Scan the lines below for the string "down" and copy every one that has it.

RECORDS PROVIDED:
┄┄┄┄┄┄┄┄┄┄┄┄┄┄┄┄┄┄┄┄

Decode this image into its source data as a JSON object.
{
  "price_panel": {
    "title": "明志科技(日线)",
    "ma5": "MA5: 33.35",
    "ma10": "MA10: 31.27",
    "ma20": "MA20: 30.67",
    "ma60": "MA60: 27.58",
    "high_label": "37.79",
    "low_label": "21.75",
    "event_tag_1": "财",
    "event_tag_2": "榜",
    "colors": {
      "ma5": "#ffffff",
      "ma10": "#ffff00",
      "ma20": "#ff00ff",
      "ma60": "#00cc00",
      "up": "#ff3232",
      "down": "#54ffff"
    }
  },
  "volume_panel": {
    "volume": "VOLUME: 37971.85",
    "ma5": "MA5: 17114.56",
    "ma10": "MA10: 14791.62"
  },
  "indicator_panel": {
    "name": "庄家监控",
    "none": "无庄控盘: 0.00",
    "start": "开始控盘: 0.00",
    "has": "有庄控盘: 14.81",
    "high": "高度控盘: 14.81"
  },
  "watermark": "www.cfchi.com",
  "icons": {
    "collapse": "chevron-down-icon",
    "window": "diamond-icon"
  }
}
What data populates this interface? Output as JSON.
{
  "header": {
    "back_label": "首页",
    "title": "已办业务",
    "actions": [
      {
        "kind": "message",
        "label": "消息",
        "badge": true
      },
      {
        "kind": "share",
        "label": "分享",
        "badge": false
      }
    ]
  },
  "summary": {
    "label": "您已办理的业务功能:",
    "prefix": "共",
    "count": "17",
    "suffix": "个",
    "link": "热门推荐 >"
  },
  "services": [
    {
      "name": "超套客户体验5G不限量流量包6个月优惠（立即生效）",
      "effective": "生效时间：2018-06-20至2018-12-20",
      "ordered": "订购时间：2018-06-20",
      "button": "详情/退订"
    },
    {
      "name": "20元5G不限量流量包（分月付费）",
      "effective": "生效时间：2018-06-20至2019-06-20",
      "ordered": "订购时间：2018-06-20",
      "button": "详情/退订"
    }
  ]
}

┄┄┄┄┄┄┄┄┄┄┄┄┄┄┄┄┄┄┄┄

RESPONSE TO THIS EXERCISE:
      "down": "#54ffff"
    "collapse": "chevron-down-icon",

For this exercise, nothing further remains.